TV-Sender entdecken Videospieler als neue Zielgruppe | SPORT.FORUM.SCHWEIZ

TV-Sender entdecken Videospieler als neue Zielgruppe

Berner Zeitung

12. Dezember 2017

Fernsehkanäle wie Mysports von UPC, Pro 7 und ORF III setzen vermehrt auf elektronischen Sport. Die aufkommenden Computerspielwettkämpfe versprechen nicht nur neue Zielgruppen, sondern auch attraktive Finanzierungsmodelle.

Sein Name dürfte vielen nicht bekannt sein, doch Daniel Luther ist ein Weltmeister. Im Jahr 2007 gewann der damals 17-Jährige in Dallas zusammen mit seiner Mannschaft Tek-9 die Weltmeisterschaft in «Call of Duty». In diesem Videogame treten zwei Teams gegeneinander in einem virtuellen Raum an und müssen sich mit elektronischen Waffen bekämpfen (siehe Kasten rechts).

Mit einem Preisgeld von 9000 US-Dollar, geteilt durch die fünf Mitglieder von Tek-9, ging es nach Hause zurück. «Für einen Teenager wie mich war das ein halbes Vermögen», sagt Luther im Gespräch mit dieser Zeitung. Der erfolgreiche Final ist dem Deutschen aus zwei Gründen in guter Erinnerung geblieben. «Wir haben als internationales Team eine rein amerikanische Mannschaft auf US-Boden geschlagen», sagt er.

......

Fragen zum Material
**A.** Wann und wo gewann Daniel Luther laut dem Artikel über E-Sport im Fernsehen die Weltmeisterschaft in «Call of Duty»?
**B.** Führen Sie den Artikel über E-Sport im Fernsehen im Anschluss an seinen letzten Satz weiter.

......

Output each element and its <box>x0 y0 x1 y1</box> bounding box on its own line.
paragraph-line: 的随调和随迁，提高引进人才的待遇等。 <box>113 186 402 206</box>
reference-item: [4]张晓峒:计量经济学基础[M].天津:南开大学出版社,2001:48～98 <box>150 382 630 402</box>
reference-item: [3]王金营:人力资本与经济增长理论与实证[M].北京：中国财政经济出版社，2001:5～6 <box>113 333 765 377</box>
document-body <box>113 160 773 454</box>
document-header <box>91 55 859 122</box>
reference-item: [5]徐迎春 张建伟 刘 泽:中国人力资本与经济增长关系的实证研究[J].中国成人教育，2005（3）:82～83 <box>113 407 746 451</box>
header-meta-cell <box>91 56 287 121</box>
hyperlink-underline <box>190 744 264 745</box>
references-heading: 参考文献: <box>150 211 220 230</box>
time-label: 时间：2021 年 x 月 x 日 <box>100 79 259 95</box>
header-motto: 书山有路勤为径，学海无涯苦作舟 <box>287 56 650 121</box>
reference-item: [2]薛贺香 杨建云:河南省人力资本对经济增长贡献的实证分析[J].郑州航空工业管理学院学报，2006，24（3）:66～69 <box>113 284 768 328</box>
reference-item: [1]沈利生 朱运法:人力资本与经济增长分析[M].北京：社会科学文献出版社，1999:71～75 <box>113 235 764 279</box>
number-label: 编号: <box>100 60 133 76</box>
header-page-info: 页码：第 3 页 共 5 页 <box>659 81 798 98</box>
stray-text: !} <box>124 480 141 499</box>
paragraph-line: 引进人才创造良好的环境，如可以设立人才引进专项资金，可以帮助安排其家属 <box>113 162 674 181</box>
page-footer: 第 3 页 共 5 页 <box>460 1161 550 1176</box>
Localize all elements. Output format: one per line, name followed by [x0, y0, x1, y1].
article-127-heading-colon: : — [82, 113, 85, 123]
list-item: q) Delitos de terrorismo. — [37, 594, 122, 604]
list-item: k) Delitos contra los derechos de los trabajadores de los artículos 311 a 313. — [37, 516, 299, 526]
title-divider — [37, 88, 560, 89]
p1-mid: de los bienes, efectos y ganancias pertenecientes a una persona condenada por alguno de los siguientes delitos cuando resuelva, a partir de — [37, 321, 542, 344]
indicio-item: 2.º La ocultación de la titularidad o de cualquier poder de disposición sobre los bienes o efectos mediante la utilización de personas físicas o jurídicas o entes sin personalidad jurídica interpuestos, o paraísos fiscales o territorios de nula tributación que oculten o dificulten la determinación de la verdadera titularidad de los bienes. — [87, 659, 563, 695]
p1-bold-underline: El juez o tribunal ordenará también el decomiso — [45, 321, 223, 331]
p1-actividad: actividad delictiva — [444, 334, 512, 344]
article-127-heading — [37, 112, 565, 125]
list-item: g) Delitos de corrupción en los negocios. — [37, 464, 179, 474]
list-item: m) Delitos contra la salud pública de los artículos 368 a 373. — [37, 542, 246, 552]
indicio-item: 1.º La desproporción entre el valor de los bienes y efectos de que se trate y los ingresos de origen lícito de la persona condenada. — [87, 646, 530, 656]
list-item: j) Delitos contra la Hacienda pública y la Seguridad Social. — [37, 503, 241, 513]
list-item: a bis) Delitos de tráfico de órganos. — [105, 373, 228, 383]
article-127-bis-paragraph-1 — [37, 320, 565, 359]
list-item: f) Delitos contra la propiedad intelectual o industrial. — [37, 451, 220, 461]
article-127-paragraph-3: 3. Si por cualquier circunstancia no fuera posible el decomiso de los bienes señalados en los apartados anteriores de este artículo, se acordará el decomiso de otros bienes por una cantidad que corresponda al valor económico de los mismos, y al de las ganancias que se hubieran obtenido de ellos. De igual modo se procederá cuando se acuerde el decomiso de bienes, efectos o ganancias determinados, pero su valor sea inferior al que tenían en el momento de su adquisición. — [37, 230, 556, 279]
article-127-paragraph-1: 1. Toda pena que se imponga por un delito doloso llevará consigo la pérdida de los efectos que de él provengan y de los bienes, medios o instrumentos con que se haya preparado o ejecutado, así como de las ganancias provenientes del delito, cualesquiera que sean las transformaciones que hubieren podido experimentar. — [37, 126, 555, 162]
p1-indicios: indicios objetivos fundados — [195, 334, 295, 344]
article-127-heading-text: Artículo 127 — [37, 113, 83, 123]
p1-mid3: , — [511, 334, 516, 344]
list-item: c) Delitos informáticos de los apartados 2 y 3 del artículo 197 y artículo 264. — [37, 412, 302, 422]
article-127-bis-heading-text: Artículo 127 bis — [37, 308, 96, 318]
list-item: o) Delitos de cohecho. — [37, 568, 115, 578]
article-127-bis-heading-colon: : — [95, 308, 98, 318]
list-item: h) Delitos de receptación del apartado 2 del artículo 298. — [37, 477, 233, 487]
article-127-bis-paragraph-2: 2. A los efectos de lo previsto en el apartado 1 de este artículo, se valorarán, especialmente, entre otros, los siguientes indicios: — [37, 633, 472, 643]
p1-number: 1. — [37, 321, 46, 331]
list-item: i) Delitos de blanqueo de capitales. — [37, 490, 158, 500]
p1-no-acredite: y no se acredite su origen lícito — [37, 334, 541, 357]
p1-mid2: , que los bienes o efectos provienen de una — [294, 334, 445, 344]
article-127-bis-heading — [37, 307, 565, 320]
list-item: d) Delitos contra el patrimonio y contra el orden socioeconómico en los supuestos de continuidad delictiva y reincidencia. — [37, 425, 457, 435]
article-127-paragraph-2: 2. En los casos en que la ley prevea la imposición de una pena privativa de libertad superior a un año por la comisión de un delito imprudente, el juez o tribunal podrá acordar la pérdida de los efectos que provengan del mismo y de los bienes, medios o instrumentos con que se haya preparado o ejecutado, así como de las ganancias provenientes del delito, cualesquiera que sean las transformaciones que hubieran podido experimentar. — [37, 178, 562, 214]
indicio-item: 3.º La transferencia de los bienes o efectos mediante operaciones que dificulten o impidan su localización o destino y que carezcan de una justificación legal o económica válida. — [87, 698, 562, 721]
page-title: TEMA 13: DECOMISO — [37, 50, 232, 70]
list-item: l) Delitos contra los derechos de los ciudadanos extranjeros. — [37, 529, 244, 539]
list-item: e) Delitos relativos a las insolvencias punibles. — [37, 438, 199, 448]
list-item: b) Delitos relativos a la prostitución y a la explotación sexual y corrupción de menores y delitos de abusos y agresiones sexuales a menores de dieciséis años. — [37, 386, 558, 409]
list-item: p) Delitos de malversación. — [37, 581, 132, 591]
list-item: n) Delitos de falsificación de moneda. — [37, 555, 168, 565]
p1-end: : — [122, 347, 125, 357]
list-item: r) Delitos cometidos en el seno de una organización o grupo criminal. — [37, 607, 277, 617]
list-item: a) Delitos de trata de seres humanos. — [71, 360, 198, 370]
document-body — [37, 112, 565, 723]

......

Gegebene Antworten
**A.** Im Jahr 2007 in Dallas.

**B.**
Bekannt als LKing
Und mit einem Augenzwinkern an alle besorgten Mütter und Väter ergänzt er: «Mit 17 war ich zu jung, um in Deutschland ‹Call of Duty› legal spielen zu können. Die Altersfreigabe dort war erst ab 18.» Luthers Eltern haben den langhaarigen Teenager, in der Computerspielewelt bekannt als L-King, trotzdem gewähren lassen. Einzige Bedingung: Seine Schulnoten, seine sportlichen Aktivitäten in der realen Welt und seine Freundschaften leiden nicht darunter.

Der Gamer von damals hat sein Hobby inzwischen zum Beruf gemacht. Heute arbeitet Daniel Luther als Verantwortlicher für elektronischen Sport beim ESB Marketing Netzwerk in St. Gallen. «Ich bilde die Brücke von der traditionellen Welt zum ESport», sagt er. So berät er seit mehr als einem Jahr den FC Basel bei den ersten Schritten im E-Sport.